* MATERIAL FOR THIS EXERCISE *
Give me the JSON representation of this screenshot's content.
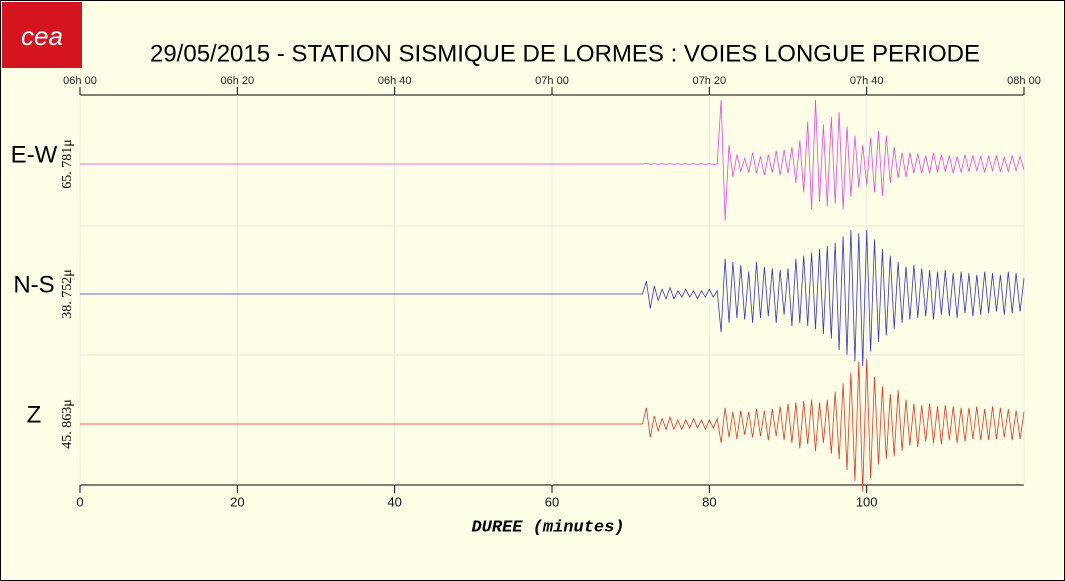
{
  "chart_data": {
    "type": "line",
    "title": "29/05/2015  -  STATION SISMIQUE DE LORMES : VOIES LONGUE PERIODE",
    "logo_text": "cea",
    "xlabel": "DUREE (minutes)",
    "xlim": [
      0,
      120
    ],
    "xticks": [
      0,
      20,
      40,
      60,
      80,
      100
    ],
    "top_xticks": [
      {
        "value": 0,
        "label": "06h 00"
      },
      {
        "value": 20,
        "label": "06h 20"
      },
      {
        "value": 40,
        "label": "06h 40"
      },
      {
        "value": 60,
        "label": "07h 00"
      },
      {
        "value": 80,
        "label": "07h 20"
      },
      {
        "value": 100,
        "label": "07h 40"
      },
      {
        "value": 120,
        "label": "08h 00"
      }
    ],
    "grid": true,
    "x": [
      0,
      40,
      71.5,
      72,
      72.5,
      73,
      73.5,
      74,
      74.5,
      75,
      75.5,
      76,
      76.5,
      77,
      77.5,
      78,
      78.5,
      79,
      79.5,
      80,
      80.5,
      81,
      81.5,
      82,
      82.5,
      83,
      83.5,
      84,
      84.5,
      85,
      85.5,
      86,
      86.5,
      87,
      87.5,
      88,
      88.5,
      89,
      89.5,
      90,
      90.5,
      91,
      91.5,
      92,
      92.5,
      93,
      93.5,
      94,
      94.5,
      95,
      95.5,
      96,
      96.5,
      97,
      97.5,
      98,
      98.5,
      99,
      99.5,
      100,
      100.5,
      101,
      101.5,
      102,
      102.5,
      103,
      103.5,
      104,
      104.5,
      105,
      105.5,
      106,
      106.5,
      107,
      107.5,
      108,
      108.5,
      109,
      109.5,
      110,
      110.5,
      111,
      111.5,
      112,
      112.5,
      113,
      113.5,
      114,
      114.5,
      115,
      115.5,
      116,
      116.5,
      117,
      117.5,
      118,
      118.5,
      119,
      119.5,
      120
    ],
    "series": [
      {
        "name": "E-W",
        "color": "#ee44ee",
        "scale": {
          "value": 65.781,
          "label": "65. 781μ"
        },
        "values": [
          0,
          0,
          0,
          0.5,
          -0.5,
          0.5,
          -0.5,
          0.5,
          -0.5,
          0.5,
          -0.5,
          0.5,
          -0.5,
          0.5,
          -0.5,
          0.5,
          -0.5,
          0.5,
          -0.5,
          0.5,
          -0.5,
          0,
          68,
          -60,
          20,
          -14,
          10,
          -8,
          6,
          -9,
          12,
          -10,
          8,
          -12,
          10,
          -9,
          14,
          -12,
          15,
          -10,
          18,
          -20,
          25,
          -30,
          45,
          -48,
          68,
          -40,
          42,
          -45,
          50,
          -42,
          55,
          -48,
          40,
          -35,
          30,
          -25,
          20,
          -22,
          28,
          -30,
          35,
          -34,
          30,
          -20,
          18,
          -15,
          12,
          -14,
          12,
          -10,
          11,
          -10,
          9,
          -10,
          12,
          -9,
          10,
          -8,
          9,
          -10,
          8,
          -9,
          10,
          -8,
          9,
          -7,
          8,
          -9,
          8,
          -7,
          9,
          -8,
          7,
          -8,
          9,
          -7,
          8,
          -6
        ]
      },
      {
        "name": "N-S",
        "color": "#3333dd",
        "scale": {
          "value": 38.752,
          "label": "38. 752μ"
        },
        "values": [
          0,
          0,
          0,
          8,
          -9,
          5,
          -4,
          3,
          -3,
          4,
          -3,
          2,
          -2,
          3,
          -2,
          2,
          -3,
          2,
          -2,
          3,
          -2,
          2,
          -24,
          22,
          -18,
          20,
          -15,
          18,
          -16,
          14,
          -18,
          20,
          -15,
          17,
          -14,
          16,
          -18,
          15,
          -13,
          16,
          -20,
          22,
          -18,
          24,
          -20,
          26,
          -22,
          28,
          -25,
          30,
          -28,
          32,
          -35,
          36,
          -38,
          40,
          -42,
          38,
          -45,
          40,
          -36,
          34,
          -30,
          28,
          -26,
          24,
          -22,
          20,
          -18,
          17,
          -16,
          18,
          -15,
          16,
          -14,
          15,
          -16,
          14,
          -13,
          15,
          -14,
          13,
          -15,
          14,
          -12,
          13,
          -14,
          12,
          -13,
          14,
          -12,
          13,
          -11,
          12,
          -13,
          14,
          -12,
          13,
          -11,
          10
        ]
      },
      {
        "name": "Z",
        "color": "#ee3322",
        "scale": {
          "value": 45.863,
          "label": "45. 863μ"
        },
        "values": [
          0,
          0,
          0,
          12,
          -10,
          6,
          -5,
          4,
          -4,
          5,
          -4,
          3,
          -4,
          3,
          -3,
          4,
          -3,
          3,
          -4,
          3,
          -3,
          4,
          -14,
          12,
          -10,
          9,
          -11,
          10,
          -8,
          9,
          -10,
          11,
          -9,
          10,
          -12,
          11,
          -9,
          13,
          -12,
          15,
          -14,
          16,
          -18,
          17,
          -15,
          18,
          -20,
          16,
          -14,
          18,
          -22,
          24,
          -26,
          30,
          -34,
          38,
          -42,
          46,
          -50,
          48,
          -40,
          35,
          -30,
          28,
          -26,
          22,
          -24,
          25,
          -20,
          18,
          -16,
          15,
          -17,
          14,
          -13,
          15,
          -14,
          13,
          -15,
          14,
          -12,
          13,
          -14,
          12,
          -13,
          12,
          -11,
          13,
          -12,
          11,
          -12,
          13,
          -11,
          12,
          -10,
          11,
          -12,
          10,
          -11,
          9
        ]
      }
    ]
  }
}
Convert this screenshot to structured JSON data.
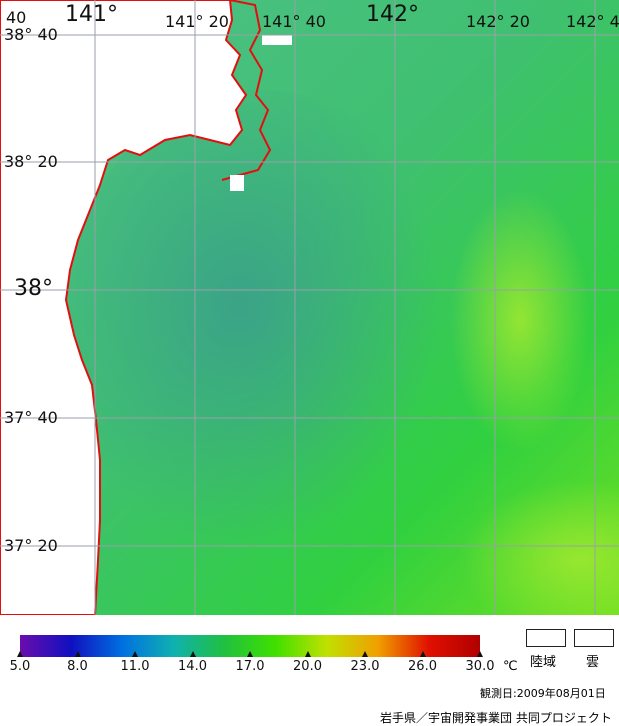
{
  "map": {
    "lat_labels": [
      "38° 40",
      "38° 20",
      "38°",
      "37° 40",
      "37° 20"
    ],
    "lon_labels_top": [
      "40",
      "141°",
      "141° 20",
      "141° 40",
      "142°",
      "142° 20",
      "142° 4"
    ]
  },
  "legend": {
    "ticks": [
      "5.0",
      "8.0",
      "11.0",
      "14.0",
      "17.0",
      "20.0",
      "23.0",
      "26.0",
      "30.0"
    ],
    "unit": "℃",
    "land_label": "陸域",
    "cloud_label": "雲",
    "observation_date": "観測日:2009年08月01日",
    "credit": "岩手県／宇宙開発事業団 共同プロジェクト",
    "colors": [
      "#6a0dad",
      "#1010c0",
      "#0070e0",
      "#10b0b0",
      "#20c040",
      "#40e000",
      "#c0e000",
      "#f0a000",
      "#e01000",
      "#b00000"
    ]
  }
}
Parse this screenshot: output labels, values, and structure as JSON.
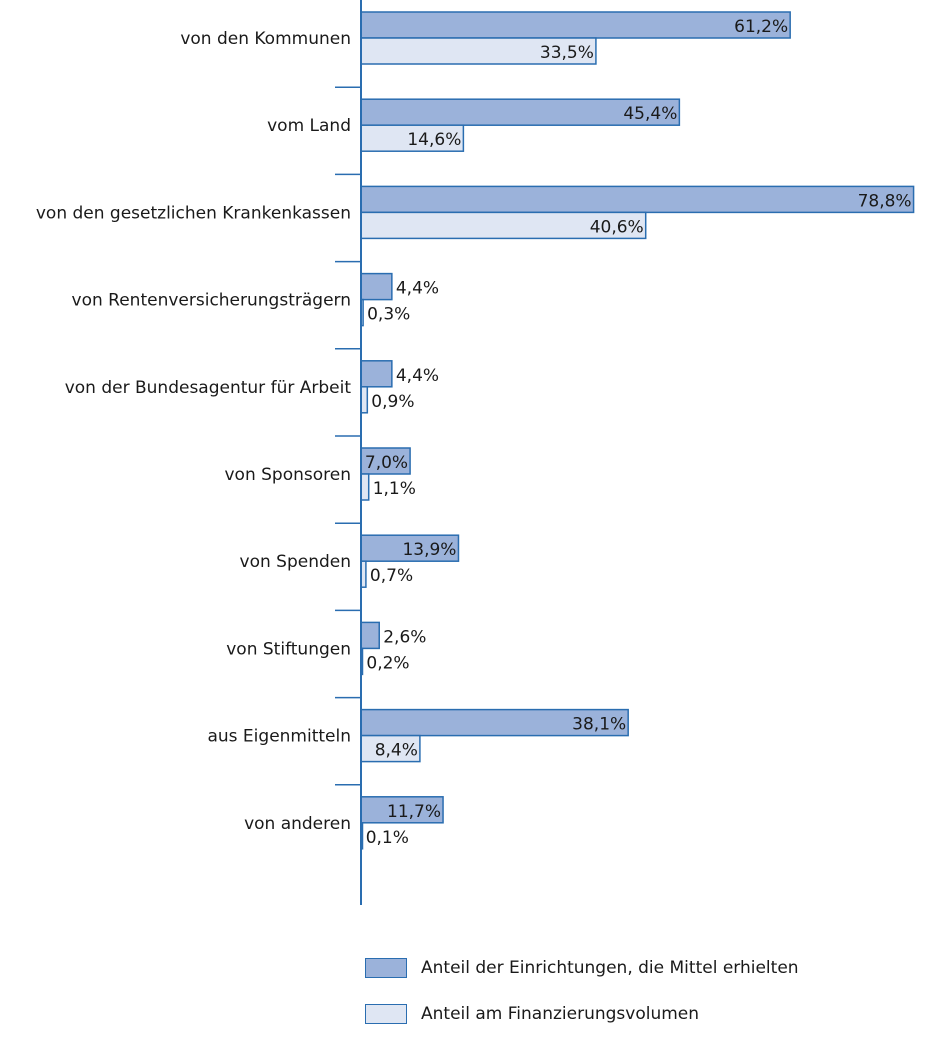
{
  "chart_data": {
    "type": "bar",
    "orientation": "horizontal",
    "categories": [
      "von den Kommunen",
      "vom Land",
      "von den gesetzlichen Krankenkassen",
      "von Rentenversicherungsträgern",
      "von der Bundesagentur für Arbeit",
      "von Sponsoren",
      "von Spenden",
      "von Stiftungen",
      "aus Eigenmitteln",
      "von anderen"
    ],
    "series": [
      {
        "name": "Anteil der Einrichtungen, die Mittel erhielten",
        "values": [
          61.2,
          45.4,
          78.8,
          4.4,
          4.4,
          7.0,
          13.9,
          2.6,
          38.1,
          11.7
        ],
        "labels": [
          "61,2%",
          "45,4%",
          "78,8%",
          "4,4%",
          "4,4%",
          "7,0%",
          "13,9%",
          "2,6%",
          "38,1%",
          "11,7%"
        ],
        "color": "#9bb2da"
      },
      {
        "name": "Anteil am Finanzierungsvolumen",
        "values": [
          33.5,
          14.6,
          40.6,
          0.3,
          0.9,
          1.1,
          0.7,
          0.2,
          8.4,
          0.1
        ],
        "labels": [
          "33,5%",
          "14,6%",
          "40,6%",
          "0,3%",
          "0,9%",
          "1,1%",
          "0,7%",
          "0,2%",
          "8,4%",
          "0,1%"
        ],
        "color": "#dfe6f3"
      }
    ],
    "xlim": [
      0,
      80
    ],
    "legend_position": "bottom",
    "grid": false,
    "axis_color": "#2a6db0"
  }
}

* WHAT THE TASK ASKS *
Copy exactly the lines from the one containing "Parse this screenshot: output" through the final line of the records above, both included, and leave out any pictures.

* THE SOLUTION *
Parse this screenshot: output labels, values, and structure as JSON.
{
  "chart_data": {
    "type": "bar",
    "orientation": "horizontal",
    "categories": [
      "von den Kommunen",
      "vom Land",
      "von den gesetzlichen Krankenkassen",
      "von Rentenversicherungsträgern",
      "von der Bundesagentur für Arbeit",
      "von Sponsoren",
      "von Spenden",
      "von Stiftungen",
      "aus Eigenmitteln",
      "von anderen"
    ],
    "series": [
      {
        "name": "Anteil der Einrichtungen, die Mittel erhielten",
        "values": [
          61.2,
          45.4,
          78.8,
          4.4,
          4.4,
          7.0,
          13.9,
          2.6,
          38.1,
          11.7
        ],
        "labels": [
          "61,2%",
          "45,4%",
          "78,8%",
          "4,4%",
          "4,4%",
          "7,0%",
          "13,9%",
          "2,6%",
          "38,1%",
          "11,7%"
        ],
        "color": "#9bb2da"
      },
      {
        "name": "Anteil am Finanzierungsvolumen",
        "values": [
          33.5,
          14.6,
          40.6,
          0.3,
          0.9,
          1.1,
          0.7,
          0.2,
          8.4,
          0.1
        ],
        "labels": [
          "33,5%",
          "14,6%",
          "40,6%",
          "0,3%",
          "0,9%",
          "1,1%",
          "0,7%",
          "0,2%",
          "8,4%",
          "0,1%"
        ],
        "color": "#dfe6f3"
      }
    ],
    "xlim": [
      0,
      80
    ],
    "legend_position": "bottom",
    "grid": false,
    "axis_color": "#2a6db0"
  }
}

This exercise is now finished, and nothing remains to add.